**Exercise prompt:**
Copy every line with the string "video" in it.

**Records provided:**
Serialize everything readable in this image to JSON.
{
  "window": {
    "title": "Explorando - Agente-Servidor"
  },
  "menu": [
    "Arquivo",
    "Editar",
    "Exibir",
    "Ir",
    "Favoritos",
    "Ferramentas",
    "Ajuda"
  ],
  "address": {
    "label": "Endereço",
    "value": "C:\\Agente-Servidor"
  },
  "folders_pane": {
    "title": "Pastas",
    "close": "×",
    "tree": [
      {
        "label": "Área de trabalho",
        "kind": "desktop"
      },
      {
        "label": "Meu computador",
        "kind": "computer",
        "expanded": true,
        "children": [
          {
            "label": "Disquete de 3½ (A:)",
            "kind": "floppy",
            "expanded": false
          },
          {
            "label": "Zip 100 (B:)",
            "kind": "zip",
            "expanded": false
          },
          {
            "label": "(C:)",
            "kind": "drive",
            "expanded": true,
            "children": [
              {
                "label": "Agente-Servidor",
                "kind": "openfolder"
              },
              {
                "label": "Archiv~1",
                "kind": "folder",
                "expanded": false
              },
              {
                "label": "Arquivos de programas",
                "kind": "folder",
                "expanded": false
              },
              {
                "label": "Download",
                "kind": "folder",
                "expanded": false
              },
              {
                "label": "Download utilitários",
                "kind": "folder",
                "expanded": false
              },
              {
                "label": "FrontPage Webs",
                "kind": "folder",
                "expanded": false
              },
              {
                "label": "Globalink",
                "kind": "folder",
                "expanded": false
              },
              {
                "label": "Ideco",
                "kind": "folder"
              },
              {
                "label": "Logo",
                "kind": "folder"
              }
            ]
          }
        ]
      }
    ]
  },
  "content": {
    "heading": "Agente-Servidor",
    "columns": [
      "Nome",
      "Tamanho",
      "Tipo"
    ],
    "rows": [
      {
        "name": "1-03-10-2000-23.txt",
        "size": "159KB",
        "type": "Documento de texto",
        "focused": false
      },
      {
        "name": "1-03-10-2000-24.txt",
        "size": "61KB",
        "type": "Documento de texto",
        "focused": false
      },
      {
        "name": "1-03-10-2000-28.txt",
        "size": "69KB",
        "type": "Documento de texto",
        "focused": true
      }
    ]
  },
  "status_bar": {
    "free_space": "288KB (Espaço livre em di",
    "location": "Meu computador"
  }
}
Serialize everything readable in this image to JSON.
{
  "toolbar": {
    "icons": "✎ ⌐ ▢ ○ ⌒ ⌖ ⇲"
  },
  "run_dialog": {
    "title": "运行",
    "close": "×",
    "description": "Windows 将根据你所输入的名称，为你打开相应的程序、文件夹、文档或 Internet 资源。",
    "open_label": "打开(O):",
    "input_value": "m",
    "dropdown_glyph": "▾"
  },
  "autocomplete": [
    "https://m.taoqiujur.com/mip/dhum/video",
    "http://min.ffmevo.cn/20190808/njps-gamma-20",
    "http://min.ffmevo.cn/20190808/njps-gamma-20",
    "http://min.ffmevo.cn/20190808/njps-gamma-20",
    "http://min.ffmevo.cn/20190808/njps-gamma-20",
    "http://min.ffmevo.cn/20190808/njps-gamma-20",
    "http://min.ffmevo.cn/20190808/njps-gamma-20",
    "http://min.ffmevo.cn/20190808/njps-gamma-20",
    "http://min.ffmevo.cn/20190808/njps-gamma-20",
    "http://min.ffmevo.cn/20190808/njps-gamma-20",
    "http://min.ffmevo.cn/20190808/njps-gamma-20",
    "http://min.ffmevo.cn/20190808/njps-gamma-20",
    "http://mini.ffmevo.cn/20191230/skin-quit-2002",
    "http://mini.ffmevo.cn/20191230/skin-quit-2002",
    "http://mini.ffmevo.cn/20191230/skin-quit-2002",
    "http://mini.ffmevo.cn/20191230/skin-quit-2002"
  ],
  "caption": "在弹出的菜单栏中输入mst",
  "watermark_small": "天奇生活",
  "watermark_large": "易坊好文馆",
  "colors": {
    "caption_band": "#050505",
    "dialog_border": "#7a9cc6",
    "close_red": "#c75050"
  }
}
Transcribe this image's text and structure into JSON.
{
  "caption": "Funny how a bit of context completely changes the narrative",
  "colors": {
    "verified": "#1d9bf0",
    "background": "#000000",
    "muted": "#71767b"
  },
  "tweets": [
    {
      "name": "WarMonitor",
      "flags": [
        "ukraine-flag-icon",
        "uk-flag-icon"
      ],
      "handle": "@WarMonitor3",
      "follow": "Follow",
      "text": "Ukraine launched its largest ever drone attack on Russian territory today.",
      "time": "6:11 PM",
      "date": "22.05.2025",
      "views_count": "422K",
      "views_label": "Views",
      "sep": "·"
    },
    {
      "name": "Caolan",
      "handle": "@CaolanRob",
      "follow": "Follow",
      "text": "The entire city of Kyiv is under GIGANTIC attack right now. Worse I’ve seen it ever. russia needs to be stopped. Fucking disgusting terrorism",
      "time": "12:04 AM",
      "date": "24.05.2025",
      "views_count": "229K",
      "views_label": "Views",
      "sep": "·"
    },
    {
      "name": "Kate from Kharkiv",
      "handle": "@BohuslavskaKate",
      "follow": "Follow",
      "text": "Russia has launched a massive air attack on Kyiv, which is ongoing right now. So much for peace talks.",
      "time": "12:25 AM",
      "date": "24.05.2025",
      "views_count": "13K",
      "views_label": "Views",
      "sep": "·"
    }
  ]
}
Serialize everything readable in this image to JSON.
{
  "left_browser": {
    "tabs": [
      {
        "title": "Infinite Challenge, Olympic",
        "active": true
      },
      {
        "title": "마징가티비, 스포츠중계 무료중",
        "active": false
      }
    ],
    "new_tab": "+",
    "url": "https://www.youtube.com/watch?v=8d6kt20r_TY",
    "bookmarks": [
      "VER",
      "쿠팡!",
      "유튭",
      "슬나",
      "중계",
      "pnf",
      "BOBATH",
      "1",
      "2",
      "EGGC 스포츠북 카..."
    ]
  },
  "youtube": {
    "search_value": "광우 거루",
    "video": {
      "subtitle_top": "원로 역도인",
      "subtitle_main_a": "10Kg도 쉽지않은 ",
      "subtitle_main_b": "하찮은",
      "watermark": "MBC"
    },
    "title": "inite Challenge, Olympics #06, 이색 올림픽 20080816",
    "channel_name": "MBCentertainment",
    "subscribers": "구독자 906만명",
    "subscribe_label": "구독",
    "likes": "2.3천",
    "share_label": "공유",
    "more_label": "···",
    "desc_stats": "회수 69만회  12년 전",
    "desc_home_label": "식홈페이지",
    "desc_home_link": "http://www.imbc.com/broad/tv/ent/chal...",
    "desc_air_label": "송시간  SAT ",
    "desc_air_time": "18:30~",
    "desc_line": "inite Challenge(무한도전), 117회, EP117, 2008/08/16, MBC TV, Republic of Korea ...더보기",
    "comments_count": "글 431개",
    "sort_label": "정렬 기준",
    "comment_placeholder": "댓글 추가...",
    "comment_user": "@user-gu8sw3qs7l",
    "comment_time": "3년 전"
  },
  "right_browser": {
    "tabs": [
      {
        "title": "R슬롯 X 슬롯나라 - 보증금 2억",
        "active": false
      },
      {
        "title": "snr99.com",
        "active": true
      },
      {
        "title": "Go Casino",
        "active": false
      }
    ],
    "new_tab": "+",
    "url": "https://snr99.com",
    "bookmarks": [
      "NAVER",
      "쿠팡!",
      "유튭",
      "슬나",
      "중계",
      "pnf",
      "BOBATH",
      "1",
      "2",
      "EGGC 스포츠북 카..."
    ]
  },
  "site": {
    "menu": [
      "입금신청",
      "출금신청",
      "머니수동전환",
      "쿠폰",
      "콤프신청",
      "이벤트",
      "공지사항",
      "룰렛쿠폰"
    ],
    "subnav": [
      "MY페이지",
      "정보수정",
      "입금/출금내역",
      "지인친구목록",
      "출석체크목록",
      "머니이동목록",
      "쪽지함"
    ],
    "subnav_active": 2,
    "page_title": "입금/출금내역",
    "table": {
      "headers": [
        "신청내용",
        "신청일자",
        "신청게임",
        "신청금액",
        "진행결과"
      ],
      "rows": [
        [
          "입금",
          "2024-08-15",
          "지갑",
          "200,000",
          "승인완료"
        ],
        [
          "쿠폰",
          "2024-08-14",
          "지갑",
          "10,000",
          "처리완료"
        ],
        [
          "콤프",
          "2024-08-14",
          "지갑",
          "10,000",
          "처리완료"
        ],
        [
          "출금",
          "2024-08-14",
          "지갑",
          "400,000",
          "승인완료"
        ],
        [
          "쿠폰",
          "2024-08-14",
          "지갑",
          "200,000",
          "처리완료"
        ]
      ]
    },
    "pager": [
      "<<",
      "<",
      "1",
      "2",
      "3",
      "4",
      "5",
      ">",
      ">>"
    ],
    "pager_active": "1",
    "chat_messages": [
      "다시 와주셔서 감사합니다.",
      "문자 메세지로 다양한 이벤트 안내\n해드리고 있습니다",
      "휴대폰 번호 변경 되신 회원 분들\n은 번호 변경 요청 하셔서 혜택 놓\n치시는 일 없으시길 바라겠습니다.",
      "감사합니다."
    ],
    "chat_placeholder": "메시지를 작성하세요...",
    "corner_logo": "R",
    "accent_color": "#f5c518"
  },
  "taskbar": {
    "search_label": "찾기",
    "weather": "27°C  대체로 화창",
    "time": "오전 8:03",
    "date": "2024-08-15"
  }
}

**The completed task:**
    "https://m.taoqiujur.com/mip/dhum/video",
    "video": {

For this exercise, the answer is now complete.